WHAT YOU ARE ASKED TO DO:
Send each entry back exactly as given, pictures excluded.

┌────────

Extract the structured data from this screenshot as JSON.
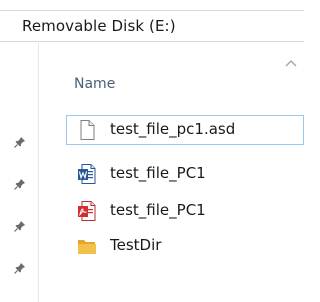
{
  "address_bar": {
    "path": "Removable Disk (E:)"
  },
  "file_list": {
    "column_header": "Name",
    "items": [
      {
        "name": "test_file_pc1.asd",
        "icon": "blank-document-icon",
        "selected": true
      },
      {
        "name": "test_file_PC1",
        "icon": "word-document-icon",
        "selected": false
      },
      {
        "name": "test_file_PC1",
        "icon": "pdf-document-icon",
        "selected": false
      },
      {
        "name": "TestDir",
        "icon": "folder-icon",
        "selected": false
      }
    ]
  },
  "colors": {
    "selection_border": "#99c9ef",
    "header_text": "#4c607a",
    "word_blue": "#2b579a",
    "pdf_red": "#d2302f",
    "folder_yellow": "#f3c04a"
  }
}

└────────

ANSWER BELOW:
Extract the structured data from this screenshot as JSON.
{
  "address_bar": {
    "path": "Removable Disk (E:)"
  },
  "file_list": {
    "column_header": "Name",
    "items": [
      {
        "name": "test_file_pc1.asd",
        "icon": "blank-document-icon",
        "selected": true
      },
      {
        "name": "test_file_PC1",
        "icon": "word-document-icon",
        "selected": false
      },
      {
        "name": "test_file_PC1",
        "icon": "pdf-document-icon",
        "selected": false
      },
      {
        "name": "TestDir",
        "icon": "folder-icon",
        "selected": false
      }
    ]
  },
  "colors": {
    "selection_border": "#99c9ef",
    "header_text": "#4c607a",
    "word_blue": "#2b579a",
    "pdf_red": "#d2302f",
    "folder_yellow": "#f3c04a"
  }
}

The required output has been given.